Data records
====

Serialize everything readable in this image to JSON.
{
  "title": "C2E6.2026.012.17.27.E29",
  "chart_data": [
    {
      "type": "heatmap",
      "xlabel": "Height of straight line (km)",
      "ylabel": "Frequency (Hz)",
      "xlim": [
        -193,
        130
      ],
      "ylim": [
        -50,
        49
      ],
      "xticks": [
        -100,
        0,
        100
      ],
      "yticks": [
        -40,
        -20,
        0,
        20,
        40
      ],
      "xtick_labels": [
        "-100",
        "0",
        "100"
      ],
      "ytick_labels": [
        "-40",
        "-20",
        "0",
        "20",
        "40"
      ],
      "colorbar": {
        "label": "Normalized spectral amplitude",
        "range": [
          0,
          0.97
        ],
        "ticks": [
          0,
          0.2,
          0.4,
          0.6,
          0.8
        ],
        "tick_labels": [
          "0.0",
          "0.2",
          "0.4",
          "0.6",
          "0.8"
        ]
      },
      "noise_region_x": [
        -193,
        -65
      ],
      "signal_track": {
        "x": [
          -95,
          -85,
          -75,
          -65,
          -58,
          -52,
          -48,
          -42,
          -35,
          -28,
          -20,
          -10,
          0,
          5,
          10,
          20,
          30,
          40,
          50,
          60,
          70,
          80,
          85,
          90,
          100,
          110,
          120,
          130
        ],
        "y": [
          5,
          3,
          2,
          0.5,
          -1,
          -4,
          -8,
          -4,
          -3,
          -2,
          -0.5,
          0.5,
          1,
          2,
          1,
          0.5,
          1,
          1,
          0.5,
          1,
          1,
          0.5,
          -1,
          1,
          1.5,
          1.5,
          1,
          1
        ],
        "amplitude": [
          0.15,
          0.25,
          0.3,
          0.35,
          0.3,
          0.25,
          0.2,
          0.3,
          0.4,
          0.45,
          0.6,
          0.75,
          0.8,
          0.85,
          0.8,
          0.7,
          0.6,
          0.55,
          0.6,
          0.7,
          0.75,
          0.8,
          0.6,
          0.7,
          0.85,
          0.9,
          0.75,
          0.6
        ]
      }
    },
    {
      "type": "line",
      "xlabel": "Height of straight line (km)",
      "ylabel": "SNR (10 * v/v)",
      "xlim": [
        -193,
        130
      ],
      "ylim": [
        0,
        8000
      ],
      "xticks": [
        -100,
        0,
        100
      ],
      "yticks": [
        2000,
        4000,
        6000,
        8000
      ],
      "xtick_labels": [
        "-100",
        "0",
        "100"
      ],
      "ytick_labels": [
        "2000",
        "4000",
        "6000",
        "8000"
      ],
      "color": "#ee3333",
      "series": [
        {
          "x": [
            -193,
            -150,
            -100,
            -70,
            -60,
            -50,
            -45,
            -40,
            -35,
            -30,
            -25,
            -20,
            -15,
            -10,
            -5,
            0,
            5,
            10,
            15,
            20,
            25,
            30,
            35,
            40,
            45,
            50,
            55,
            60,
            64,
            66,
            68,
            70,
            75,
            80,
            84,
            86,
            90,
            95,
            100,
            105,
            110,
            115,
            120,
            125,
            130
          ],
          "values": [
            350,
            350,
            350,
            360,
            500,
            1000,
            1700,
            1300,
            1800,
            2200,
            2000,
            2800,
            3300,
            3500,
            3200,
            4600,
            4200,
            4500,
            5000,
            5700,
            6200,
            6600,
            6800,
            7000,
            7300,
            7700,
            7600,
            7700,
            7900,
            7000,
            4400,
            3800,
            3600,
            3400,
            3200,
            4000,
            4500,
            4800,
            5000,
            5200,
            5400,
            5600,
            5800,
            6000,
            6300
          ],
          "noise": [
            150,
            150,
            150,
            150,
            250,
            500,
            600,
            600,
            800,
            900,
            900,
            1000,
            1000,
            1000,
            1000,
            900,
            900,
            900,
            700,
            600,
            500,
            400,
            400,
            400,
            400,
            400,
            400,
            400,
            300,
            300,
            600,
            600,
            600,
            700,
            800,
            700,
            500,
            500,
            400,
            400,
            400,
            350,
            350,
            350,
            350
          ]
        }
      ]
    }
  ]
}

====

The problem:
Reproduce all of the records exactly.

Correct response:
Serialize everything readable in this image to JSON.
{
  "title": "C2E6.2026.012.17.27.E29",
  "chart_data": [
    {
      "type": "heatmap",
      "xlabel": "Height of straight line (km)",
      "ylabel": "Frequency (Hz)",
      "xlim": [
        -193,
        130
      ],
      "ylim": [
        -50,
        49
      ],
      "xticks": [
        -100,
        0,
        100
      ],
      "yticks": [
        -40,
        -20,
        0,
        20,
        40
      ],
      "xtick_labels": [
        "-100",
        "0",
        "100"
      ],
      "ytick_labels": [
        "-40",
        "-20",
        "0",
        "20",
        "40"
      ],
      "colorbar": {
        "label": "Normalized spectral amplitude",
        "range": [
          0,
          0.97
        ],
        "ticks": [
          0,
          0.2,
          0.4,
          0.6,
          0.8
        ],
        "tick_labels": [
          "0.0",
          "0.2",
          "0.4",
          "0.6",
          "0.8"
        ]
      },
      "noise_region_x": [
        -193,
        -65
      ],
      "signal_track": {
        "x": [
          -95,
          -85,
          -75,
          -65,
          -58,
          -52,
          -48,
          -42,
          -35,
          -28,
          -20,
          -10,
          0,
          5,
          10,
          20,
          30,
          40,
          50,
          60,
          70,
          80,
          85,
          90,
          100,
          110,
          120,
          130
        ],
        "y": [
          5,
          3,
          2,
          0.5,
          -1,
          -4,
          -8,
          -4,
          -3,
          -2,
          -0.5,
          0.5,
          1,
          2,
          1,
          0.5,
          1,
          1,
          0.5,
          1,
          1,
          0.5,
          -1,
          1,
          1.5,
          1.5,
          1,
          1
        ],
        "amplitude": [
          0.15,
          0.25,
          0.3,
          0.35,
          0.3,
          0.25,
          0.2,
          0.3,
          0.4,
          0.45,
          0.6,
          0.75,
          0.8,
          0.85,
          0.8,
          0.7,
          0.6,
          0.55,
          0.6,
          0.7,
          0.75,
          0.8,
          0.6,
          0.7,
          0.85,
          0.9,
          0.75,
          0.6
        ]
      }
    },
    {
      "type": "line",
      "xlabel": "Height of straight line (km)",
      "ylabel": "SNR (10 * v/v)",
      "xlim": [
        -193,
        130
      ],
      "ylim": [
        0,
        8000
      ],
      "xticks": [
        -100,
        0,
        100
      ],
      "yticks": [
        2000,
        4000,
        6000,
        8000
      ],
      "xtick_labels": [
        "-100",
        "0",
        "100"
      ],
      "ytick_labels": [
        "2000",
        "4000",
        "6000",
        "8000"
      ],
      "color": "#ee3333",
      "series": [
        {
          "x": [
            -193,
            -150,
            -100,
            -70,
            -60,
            -50,
            -45,
            -40,
            -35,
            -30,
            -25,
            -20,
            -15,
            -10,
            -5,
            0,
            5,
            10,
            15,
            20,
            25,
            30,
            35,
            40,
            45,
            50,
            55,
            60,
            64,
            66,
            68,
            70,
            75,
            80,
            84,
            86,
            90,
            95,
            100,
            105,
            110,
            115,
            120,
            125,
            130
          ],
          "values": [
            350,
            350,
            350,
            360,
            500,
            1000,
            1700,
            1300,
            1800,
            2200,
            2000,
            2800,
            3300,
            3500,
            3200,
            4600,
            4200,
            4500,
            5000,
            5700,
            6200,
            6600,
            6800,
            7000,
            7300,
            7700,
            7600,
            7700,
            7900,
            7000,
            4400,
            3800,
            3600,
            3400,
            3200,
            4000,
            4500,
            4800,
            5000,
            5200,
            5400,
            5600,
            5800,
            6000,
            6300
          ],
          "noise": [
            150,
            150,
            150,
            150,
            250,
            500,
            600,
            600,
            800,
            900,
            900,
            1000,
            1000,
            1000,
            1000,
            900,
            900,
            900,
            700,
            600,
            500,
            400,
            400,
            400,
            400,
            400,
            400,
            400,
            300,
            300,
            600,
            600,
            600,
            700,
            800,
            700,
            500,
            500,
            400,
            400,
            400,
            350,
            350,
            350,
            350
          ]
        }
      ]
    }
  ]
}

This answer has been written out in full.